INSTRUCTION:
Copy all the entries below exactly, but not the pictures.

### DATA EXTRACT ###

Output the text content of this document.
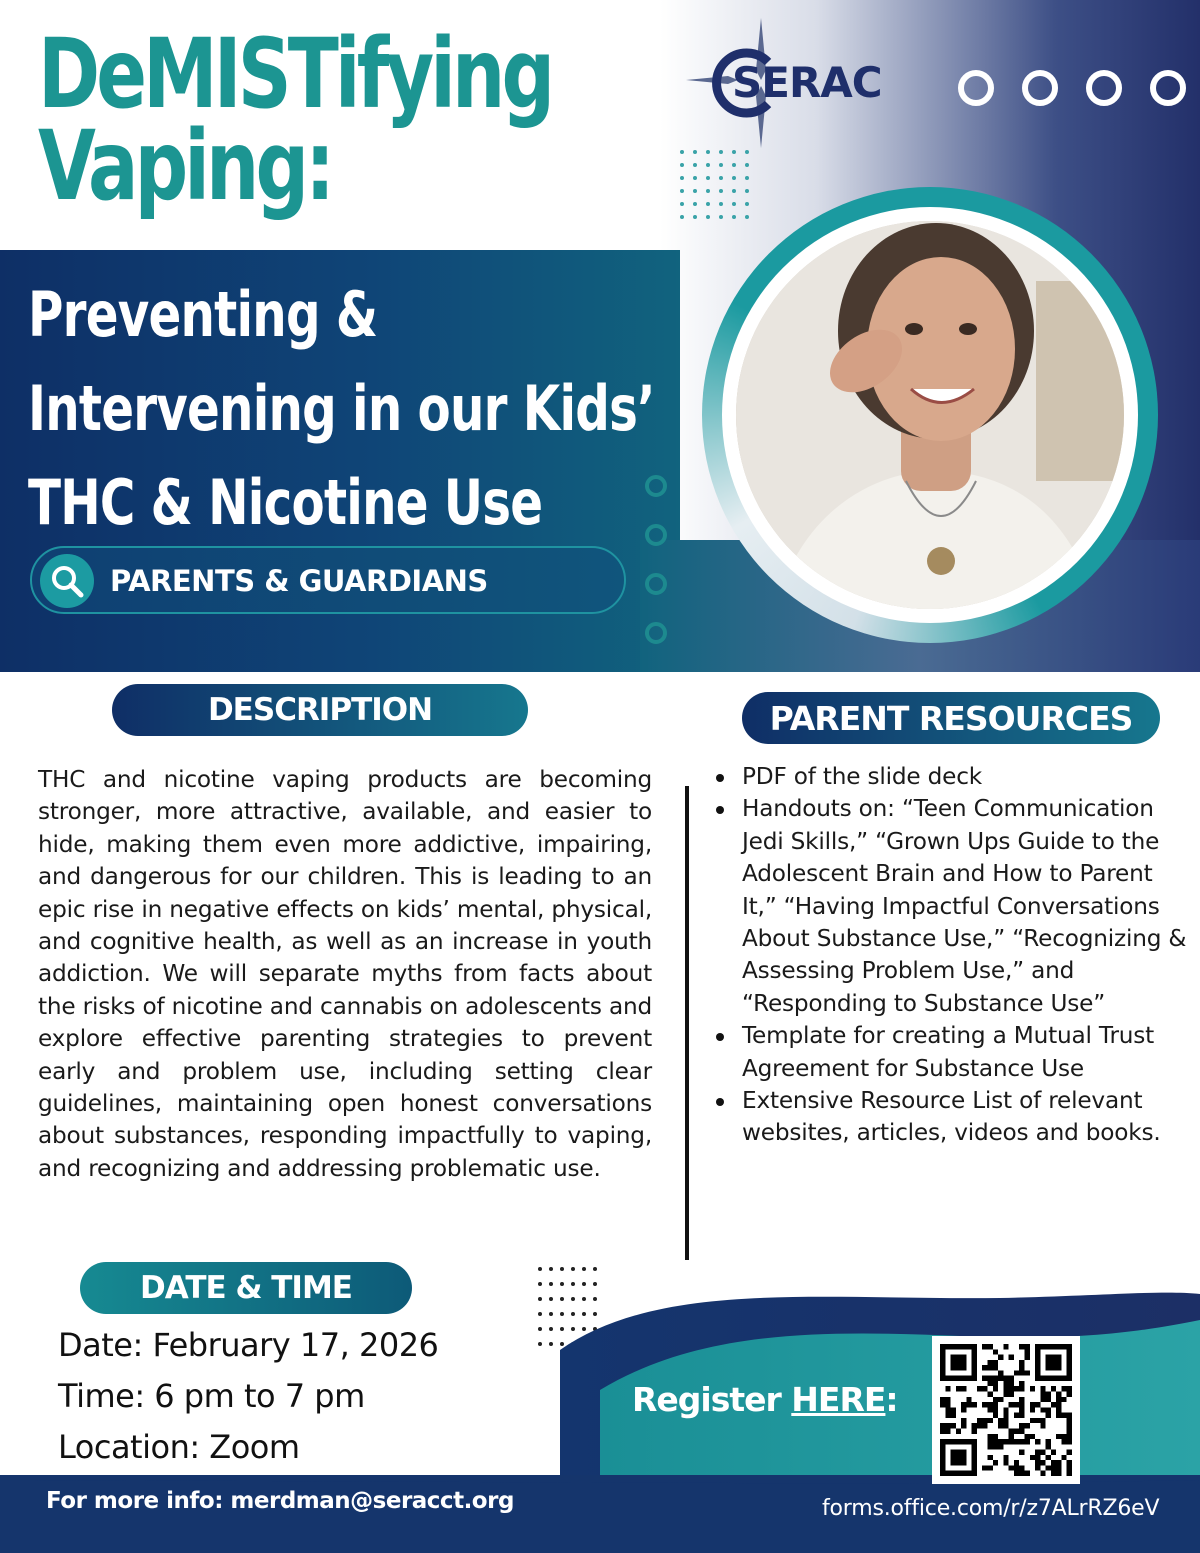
DeMISTifying
Vaping:
Preventing &
Intervening in our Kids’
THC & Nicotine Use
PARENTS & GUARDIANS
SERAC
DESCRIPTION

THC and nicotine vaping products are becoming stronger, more attractive, available, and easier to hide, making them even more addictive, impairing, and dangerous for our children. This is leading to an epic rise in negative effects on kids’ mental, physical, and cognitive health, as well as an increase in youth addiction. We will separate myths from facts about the risks of nicotine and cannabis on adolescents and explore effective parenting strategies to prevent early and problem use, including setting clear guidelines, maintaining open honest conversations about substances, responding impactfully to vaping, and recognizing and addressing problematic use.

PARENT RESOURCES
PDF of the slide deck
Handouts on: “Teen Communication Jedi Skills,” “Grown Ups Guide to the Adolescent Brain and How to Parent It,” “Having Impactful Conversations About Substance Use,” “Recognizing & Assessing Problem Use,” and “Responding to Substance Use”
Template for creating a Mutual Trust Agreement for Substance Use
Extensive Resource List of relevant websites, articles, videos and books.
DATE & TIME
Date: February 17, 2026
Time: 6 pm to 7 pm
Location: Zoom
Register HERE:
For more info: merdman@seracct.org	forms.office.com/r/z7ALrRZ6eV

###

FULL SOLUTION:
Output the text content of this document.
DeMISTifying
Vaping:
Preventing &
Intervening in our Kids’
THC & Nicotine Use
PARENTS & GUARDIANS
SERAC
DESCRIPTION

THC and nicotine vaping products are becoming stronger, more attractive, available, and easier to hide, making them even more addictive, impairing, and dangerous for our children. This is leading to an epic rise in negative effects on kids’ mental, physical, and cognitive health, as well as an increase in youth addiction. We will separate myths from facts about the risks of nicotine and cannabis on adolescents and explore effective parenting strategies to prevent early and problem use, including setting clear guidelines, maintaining open honest conversations about substances, responding impactfully to vaping, and recognizing and addressing problematic use.

PARENT RESOURCES
PDF of the slide deck
Handouts on: “Teen Communication Jedi Skills,” “Grown Ups Guide to the Adolescent Brain and How to Parent It,” “Having Impactful Conversations About Substance Use,” “Recognizing & Assessing Problem Use,” and “Responding to Substance Use”
Template for creating a Mutual Trust Agreement for Substance Use
Extensive Resource List of relevant websites, articles, videos and books.
DATE & TIME
Date: February 17, 2026
Time: 6 pm to 7 pm
Location: Zoom
Register HERE:
For more info: merdman@seracct.org	forms.office.com/r/z7ALrRZ6eV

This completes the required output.